- SUPPLIED MATERIAL
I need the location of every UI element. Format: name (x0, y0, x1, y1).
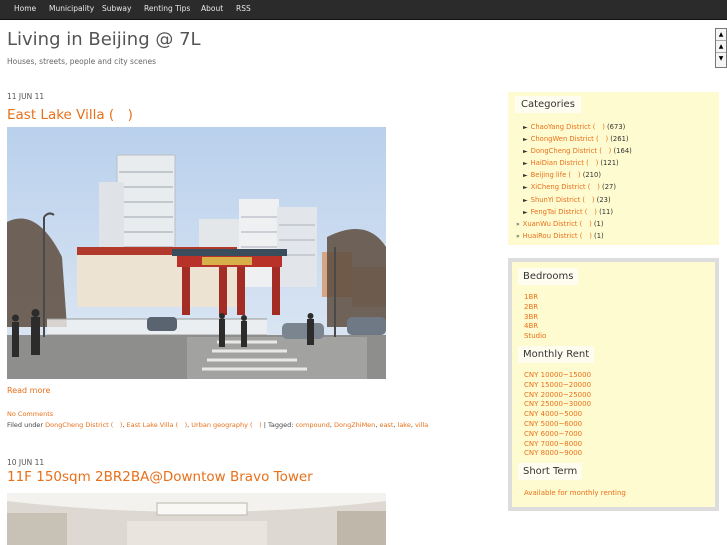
category-link-urban-geography[interactable]: Urban geography ( ) (191, 421, 261, 429)
top-navigation: Home Municipality Subway Renting Tips Ab… (0, 0, 727, 20)
nav-about-link[interactable]: About (201, 4, 223, 13)
category-count: (27) (602, 183, 616, 192)
category-count: (1) (593, 219, 604, 228)
tag-link[interactable]: compound (295, 421, 329, 429)
filter-widget: Bedrooms 1BR 2BR 3BR 4BR Studio Monthly … (508, 258, 719, 511)
bullet-icon: ► (523, 160, 528, 168)
street-scene-image (7, 127, 386, 379)
rent-range-link[interactable]: CNY 10000~15000 (524, 371, 591, 381)
tag-link[interactable]: east (379, 421, 393, 429)
rent-range-link[interactable]: CNY 25000~30000 (524, 400, 591, 410)
rent-range-link[interactable]: CNY 4000~5000 (524, 410, 591, 420)
rent-range-link[interactable]: CNY 8000~9000 (524, 449, 591, 459)
comments-link[interactable]: No Comments (7, 410, 53, 418)
nav-renting-tips-link[interactable]: Renting Tips (144, 4, 190, 13)
tag-link[interactable]: lake (398, 421, 411, 429)
nav-subway-link[interactable]: Subway (102, 4, 131, 13)
short-term-link[interactable]: Available for monthly renting (524, 489, 626, 499)
category-item: ► ChongWen District ( ) (261) (523, 133, 632, 145)
rent-range-link[interactable]: CNY 20000~25000 (524, 391, 591, 401)
scroll-widget: ▲ ▲ ▼ (715, 28, 727, 68)
category-count: (23) (596, 195, 611, 204)
bedroom-link[interactable]: 3BR (524, 313, 546, 323)
rent-range-link[interactable]: CNY 5000~6000 (524, 420, 591, 430)
post-photo[interactable] (7, 127, 386, 379)
post-date: 10 JUN 11 (7, 458, 45, 467)
read-more-link[interactable]: Read more (7, 386, 50, 395)
post-date: 11 JUN 11 (7, 92, 45, 101)
scroll-up-icon[interactable]: ▲ (716, 29, 726, 41)
short-term-list: Available for monthly renting (524, 489, 626, 499)
category-item: ► ShunYi District ( ) (23) (523, 194, 632, 206)
category-item: ► DongCheng District ( ) (164) (523, 145, 632, 157)
category-count: (210) (582, 171, 601, 180)
rent-list: CNY 10000~15000 CNY 15000~20000 CNY 2000… (524, 371, 591, 459)
category-link-east-lake-villa[interactable]: East Lake Villa ( ) (127, 421, 188, 429)
bullet-icon: ► (523, 136, 528, 144)
bullet-icon: ► (523, 172, 528, 180)
category-link[interactable]: XuanWu District ( ) (523, 220, 592, 228)
tag-link[interactable]: DongZhiMen (334, 421, 375, 429)
tag-link[interactable]: villa (415, 421, 428, 429)
categories-heading: Categories (515, 96, 581, 113)
category-link[interactable]: DongCheng District ( ) (531, 147, 612, 155)
category-count: (164) (613, 147, 632, 156)
rent-range-link[interactable]: CNY 15000~20000 (524, 381, 591, 391)
bullet-icon: ► (523, 124, 528, 131)
category-item: ► Beijing life ( ) (210) (523, 169, 632, 181)
bedroom-link[interactable]: 4BR (524, 322, 546, 332)
bullet-icon: ► (523, 208, 528, 216)
post-title-link[interactable]: 11F 150sqm 2BR2BA@Downtow Bravo Tower (7, 469, 313, 485)
category-count: (11) (599, 207, 614, 216)
rent-range-link[interactable]: CNY 6000~7000 (524, 430, 591, 440)
bullet-icon: ► (523, 184, 528, 192)
category-count: (121) (600, 159, 619, 168)
nav-municipality-link[interactable]: Municipality (49, 4, 94, 13)
apartment-interior-image (7, 493, 386, 545)
category-link[interactable]: HuaiRou District ( ) (523, 232, 592, 240)
category-item: » XuanWu District ( ) (1) (516, 218, 632, 230)
category-link[interactable]: ChongWen District ( ) (531, 135, 608, 143)
bedroom-link[interactable]: 2BR (524, 303, 546, 313)
scroll-down-icon[interactable]: ▼ (716, 53, 726, 65)
post-photo[interactable] (7, 493, 386, 545)
rent-range-link[interactable]: CNY 7000~8000 (524, 440, 591, 450)
tagged-label: | Tagged: (261, 421, 296, 429)
category-link-dongcheng[interactable]: DongCheng District ( ) (45, 421, 122, 429)
category-link[interactable]: HaiDian District ( ) (531, 159, 599, 167)
category-item: ► ChaoYang District ( ) (673) (523, 121, 632, 133)
post-meta: Filed under DongCheng District ( ), East… (7, 421, 429, 429)
site-description: Houses, streets, people and city scenes (7, 57, 156, 66)
category-link[interactable]: ChaoYang District ( ) (531, 123, 605, 131)
category-link[interactable]: XiCheng District ( ) (531, 183, 600, 191)
bedroom-link[interactable]: Studio (524, 332, 546, 342)
nav-rss-link[interactable]: RSS (236, 4, 251, 13)
filed-under-label: Filed under (7, 421, 46, 429)
category-item: ► XiCheng District ( ) (27) (523, 181, 632, 193)
bedrooms-list: 1BR 2BR 3BR 4BR Studio (524, 293, 546, 342)
short-term-heading: Short Term (518, 463, 583, 480)
category-link[interactable]: ShunYi District ( ) (531, 196, 595, 204)
category-item: ► HaiDian District ( ) (121) (523, 157, 632, 169)
monthly-rent-heading: Monthly Rent (518, 346, 595, 363)
category-link[interactable]: Beijing life ( ) (531, 171, 581, 179)
scroll-up-small-icon[interactable]: ▲ (716, 41, 726, 53)
nav-home-link[interactable]: Home (14, 4, 36, 13)
category-list: ► ChaoYang District ( ) (673) ► ChongWen D… (516, 121, 632, 242)
category-item: » HuaiRou District ( ) (1) (516, 230, 632, 242)
bedroom-link[interactable]: 1BR (524, 293, 546, 303)
bullet-icon: » (516, 232, 520, 240)
category-item: ► FengTai District ( ) (11) (523, 206, 632, 218)
bullet-icon: ► (523, 148, 528, 156)
bullet-icon: » (516, 220, 520, 228)
bedrooms-heading: Bedrooms (518, 268, 579, 285)
category-link[interactable]: FengTai District ( ) (531, 208, 597, 216)
site-title[interactable]: Living in Beijing @ 7L (7, 29, 201, 50)
category-count: (261) (610, 135, 629, 144)
bullet-icon: ► (523, 196, 528, 204)
category-count: (1) (594, 231, 604, 240)
categories-widget: Categories ► ChaoYang District ( ) (673) … (508, 92, 719, 245)
category-count: (673) (607, 123, 626, 131)
post-title-link[interactable]: East Lake Villa ( ) (7, 103, 133, 123)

- WHAT IS REQUIRED
Rewrite the lines of every item above, changing "category-count" to "district-count" and keeping everything else the same. Omit the pictures.

- WRITTEN ANSWER
I need the location of every UI element. Format: name (x0, y0, x1, y1).
category-link-urban-geography[interactable]: Urban geography ( ) (191, 421, 261, 429)
top-navigation: Home Municipality Subway Renting Tips Ab… (0, 0, 727, 20)
nav-about-link[interactable]: About (201, 4, 223, 13)
district-count: (27) (602, 183, 616, 192)
district-count: (1) (593, 219, 604, 228)
tag-link[interactable]: compound (295, 421, 329, 429)
filter-widget: Bedrooms 1BR 2BR 3BR 4BR Studio Monthly … (508, 258, 719, 511)
bullet-icon: ► (523, 160, 528, 168)
street-scene-image (7, 127, 386, 379)
rent-range-link[interactable]: CNY 10000~15000 (524, 371, 591, 381)
tag-link[interactable]: east (379, 421, 393, 429)
rent-range-link[interactable]: CNY 25000~30000 (524, 400, 591, 410)
rent-range-link[interactable]: CNY 4000~5000 (524, 410, 591, 420)
rent-range-link[interactable]: CNY 8000~9000 (524, 449, 591, 459)
comments-link[interactable]: No Comments (7, 410, 53, 418)
nav-renting-tips-link[interactable]: Renting Tips (144, 4, 190, 13)
tag-link[interactable]: lake (398, 421, 411, 429)
nav-subway-link[interactable]: Subway (102, 4, 131, 13)
short-term-link[interactable]: Available for monthly renting (524, 489, 626, 499)
category-item: ► ChongWen District ( ) (261) (523, 133, 632, 145)
rent-range-link[interactable]: CNY 20000~25000 (524, 391, 591, 401)
scroll-widget: ▲ ▲ ▼ (715, 28, 727, 68)
district-count: (23) (596, 195, 611, 204)
bedroom-link[interactable]: 3BR (524, 313, 546, 323)
rent-range-link[interactable]: CNY 5000~6000 (524, 420, 591, 430)
post-photo[interactable] (7, 127, 386, 379)
post-date: 10 JUN 11 (7, 458, 45, 467)
read-more-link[interactable]: Read more (7, 386, 50, 395)
post-date: 11 JUN 11 (7, 92, 45, 101)
scroll-up-icon[interactable]: ▲ (716, 29, 726, 41)
short-term-list: Available for monthly renting (524, 489, 626, 499)
category-item: ► ShunYi District ( ) (23) (523, 194, 632, 206)
category-item: ► DongCheng District ( ) (164) (523, 145, 632, 157)
district-count: (210) (582, 171, 601, 180)
rent-list: CNY 10000~15000 CNY 15000~20000 CNY 2000… (524, 371, 591, 459)
category-link-east-lake-villa[interactable]: East Lake Villa ( ) (127, 421, 188, 429)
bullet-icon: ► (523, 136, 528, 144)
bullet-icon: ► (523, 172, 528, 180)
category-link[interactable]: XuanWu District ( ) (523, 220, 592, 228)
tag-link[interactable]: DongZhiMen (334, 421, 375, 429)
tag-link[interactable]: villa (415, 421, 428, 429)
categories-heading: Categories (515, 96, 581, 113)
category-link[interactable]: DongCheng District ( ) (531, 147, 612, 155)
district-count: (164) (613, 147, 632, 156)
rent-range-link[interactable]: CNY 15000~20000 (524, 381, 591, 391)
bullet-icon: ► (523, 124, 528, 131)
category-item: ► Beijing life ( ) (210) (523, 169, 632, 181)
bedroom-link[interactable]: 4BR (524, 322, 546, 332)
bullet-icon: ► (523, 208, 528, 216)
post-title-link[interactable]: 11F 150sqm 2BR2BA@Downtow Bravo Tower (7, 469, 313, 485)
district-count: (11) (599, 207, 614, 216)
rent-range-link[interactable]: CNY 6000~7000 (524, 430, 591, 440)
bullet-icon: ► (523, 184, 528, 192)
district-count: (121) (600, 159, 619, 168)
nav-municipality-link[interactable]: Municipality (49, 4, 94, 13)
apartment-interior-image (7, 493, 386, 545)
category-link[interactable]: HuaiRou District ( ) (523, 232, 592, 240)
category-item: » XuanWu District ( ) (1) (516, 218, 632, 230)
category-link[interactable]: ChongWen District ( ) (531, 135, 608, 143)
bedroom-link[interactable]: 2BR (524, 303, 546, 313)
scroll-down-icon[interactable]: ▼ (716, 53, 726, 65)
post-photo[interactable] (7, 493, 386, 545)
rent-range-link[interactable]: CNY 7000~8000 (524, 440, 591, 450)
tagged-label: | Tagged: (261, 421, 296, 429)
category-link-dongcheng[interactable]: DongCheng District ( ) (45, 421, 122, 429)
category-link[interactable]: HaiDian District ( ) (531, 159, 599, 167)
category-item: ► ChaoYang District ( ) (673) (523, 121, 632, 133)
post-meta: Filed under DongCheng District ( ), East… (7, 421, 429, 429)
site-description: Houses, streets, people and city scenes (7, 57, 156, 66)
category-link[interactable]: ChaoYang District ( ) (531, 123, 605, 131)
category-link[interactable]: XiCheng District ( ) (531, 183, 600, 191)
bedroom-link[interactable]: Studio (524, 332, 546, 342)
nav-rss-link[interactable]: RSS (236, 4, 251, 13)
filed-under-label: Filed under (7, 421, 46, 429)
category-item: ► XiCheng District ( ) (27) (523, 181, 632, 193)
bedrooms-list: 1BR 2BR 3BR 4BR Studio (524, 293, 546, 342)
short-term-heading: Short Term (518, 463, 583, 480)
category-link[interactable]: ShunYi District ( ) (531, 196, 595, 204)
category-item: ► HaiDian District ( ) (121) (523, 157, 632, 169)
monthly-rent-heading: Monthly Rent (518, 346, 595, 363)
category-link[interactable]: Beijing life ( ) (531, 171, 581, 179)
scroll-up-small-icon[interactable]: ▲ (716, 41, 726, 53)
nav-home-link[interactable]: Home (14, 4, 36, 13)
category-list: ► ChaoYang District ( ) (673) ► ChongWen D… (516, 121, 632, 242)
category-item: » HuaiRou District ( ) (1) (516, 230, 632, 242)
bedroom-link[interactable]: 1BR (524, 293, 546, 303)
bullet-icon: » (516, 232, 520, 240)
category-item: ► FengTai District ( ) (11) (523, 206, 632, 218)
bullet-icon: ► (523, 148, 528, 156)
bullet-icon: » (516, 220, 520, 228)
bedrooms-heading: Bedrooms (518, 268, 579, 285)
category-link[interactable]: FengTai District ( ) (531, 208, 597, 216)
site-title[interactable]: Living in Beijing @ 7L (7, 29, 201, 50)
district-count: (261) (610, 135, 629, 144)
bullet-icon: ► (523, 196, 528, 204)
district-count: (1) (594, 231, 604, 240)
categories-widget: Categories ► ChaoYang District ( ) (673) … (508, 92, 719, 245)
district-count: (673) (607, 123, 626, 131)
post-title-link[interactable]: East Lake Villa ( ) (7, 103, 133, 123)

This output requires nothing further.